EXERCISE
All records are to be retyped faithfully and completely.

(Excerpts from a figure dataset)
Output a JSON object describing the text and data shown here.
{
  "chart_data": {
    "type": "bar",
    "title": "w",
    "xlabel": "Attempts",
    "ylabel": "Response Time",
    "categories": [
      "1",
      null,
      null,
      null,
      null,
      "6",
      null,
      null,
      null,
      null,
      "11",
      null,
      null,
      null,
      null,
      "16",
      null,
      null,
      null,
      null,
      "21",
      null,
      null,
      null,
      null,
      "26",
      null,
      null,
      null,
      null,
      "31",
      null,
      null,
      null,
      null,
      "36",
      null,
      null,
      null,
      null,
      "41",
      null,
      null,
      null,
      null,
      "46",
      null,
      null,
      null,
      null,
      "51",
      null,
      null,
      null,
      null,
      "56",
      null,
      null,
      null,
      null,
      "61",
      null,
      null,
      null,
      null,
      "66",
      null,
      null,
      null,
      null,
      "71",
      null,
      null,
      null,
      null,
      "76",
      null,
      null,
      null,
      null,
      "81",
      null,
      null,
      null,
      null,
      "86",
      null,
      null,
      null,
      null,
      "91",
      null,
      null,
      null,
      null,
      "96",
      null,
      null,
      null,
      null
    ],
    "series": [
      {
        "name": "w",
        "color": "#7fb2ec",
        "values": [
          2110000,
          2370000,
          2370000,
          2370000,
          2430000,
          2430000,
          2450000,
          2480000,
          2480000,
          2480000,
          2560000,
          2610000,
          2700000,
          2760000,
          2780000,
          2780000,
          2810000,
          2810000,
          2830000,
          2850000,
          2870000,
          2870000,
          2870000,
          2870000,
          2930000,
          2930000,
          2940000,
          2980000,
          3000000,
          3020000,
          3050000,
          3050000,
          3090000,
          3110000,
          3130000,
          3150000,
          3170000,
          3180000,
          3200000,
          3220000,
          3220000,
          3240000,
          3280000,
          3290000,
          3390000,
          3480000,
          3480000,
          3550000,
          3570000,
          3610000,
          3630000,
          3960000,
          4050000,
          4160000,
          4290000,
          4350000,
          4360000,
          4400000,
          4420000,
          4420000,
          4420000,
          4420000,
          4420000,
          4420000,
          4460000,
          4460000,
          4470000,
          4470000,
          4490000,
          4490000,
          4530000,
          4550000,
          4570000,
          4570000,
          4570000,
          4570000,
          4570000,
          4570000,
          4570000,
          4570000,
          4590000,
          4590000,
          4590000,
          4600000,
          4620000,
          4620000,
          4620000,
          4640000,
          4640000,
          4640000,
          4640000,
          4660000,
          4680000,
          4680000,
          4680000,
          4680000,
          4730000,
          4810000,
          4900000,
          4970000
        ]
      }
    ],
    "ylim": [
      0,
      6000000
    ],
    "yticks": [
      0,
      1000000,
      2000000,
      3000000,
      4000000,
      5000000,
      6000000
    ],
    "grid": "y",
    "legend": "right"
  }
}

RESPONSE TO THE EXERCISE
Output a JSON object describing the text and data shown here.
{
  "chart_data": {
    "type": "bar",
    "title": "w",
    "xlabel": "Attempts",
    "ylabel": "Response Time",
    "categories": [
      "1",
      null,
      null,
      null,
      null,
      "6",
      null,
      null,
      null,
      null,
      "11",
      null,
      null,
      null,
      null,
      "16",
      null,
      null,
      null,
      null,
      "21",
      null,
      null,
      null,
      null,
      "26",
      null,
      null,
      null,
      null,
      "31",
      null,
      null,
      null,
      null,
      "36",
      null,
      null,
      null,
      null,
      "41",
      null,
      null,
      null,
      null,
      "46",
      null,
      null,
      null,
      null,
      "51",
      null,
      null,
      null,
      null,
      "56",
      null,
      null,
      null,
      null,
      "61",
      null,
      null,
      null,
      null,
      "66",
      null,
      null,
      null,
      null,
      "71",
      null,
      null,
      null,
      null,
      "76",
      null,
      null,
      null,
      null,
      "81",
      null,
      null,
      null,
      null,
      "86",
      null,
      null,
      null,
      null,
      "91",
      null,
      null,
      null,
      null,
      "96",
      null,
      null,
      null,
      null
    ],
    "series": [
      {
        "name": "w",
        "color": "#7fb2ec",
        "values": [
          2110000,
          2370000,
          2370000,
          2370000,
          2430000,
          2430000,
          2450000,
          2480000,
          2480000,
          2480000,
          2560000,
          2610000,
          2700000,
          2760000,
          2780000,
          2780000,
          2810000,
          2810000,
          2830000,
          2850000,
          2870000,
          2870000,
          2870000,
          2870000,
          2930000,
          2930000,
          2940000,
          2980000,
          3000000,
          3020000,
          3050000,
          3050000,
          3090000,
          3110000,
          3130000,
          3150000,
          3170000,
          3180000,
          3200000,
          3220000,
          3220000,
          3240000,
          3280000,
          3290000,
          3390000,
          3480000,
          3480000,
          3550000,
          3570000,
          3610000,
          3630000,
          3960000,
          4050000,
          4160000,
          4290000,
          4350000,
          4360000,
          4400000,
          4420000,
          4420000,
          4420000,
          4420000,
          4420000,
          4420000,
          4460000,
          4460000,
          4470000,
          4470000,
          4490000,
          4490000,
          4530000,
          4550000,
          4570000,
          4570000,
          4570000,
          4570000,
          4570000,
          4570000,
          4570000,
          4570000,
          4590000,
          4590000,
          4590000,
          4600000,
          4620000,
          4620000,
          4620000,
          4640000,
          4640000,
          4640000,
          4640000,
          4660000,
          4680000,
          4680000,
          4680000,
          4680000,
          4730000,
          4810000,
          4900000,
          4970000
        ]
      }
    ],
    "ylim": [
      0,
      6000000
    ],
    "yticks": [
      0,
      1000000,
      2000000,
      3000000,
      4000000,
      5000000,
      6000000
    ],
    "grid": "y",
    "legend": "right"
  }
}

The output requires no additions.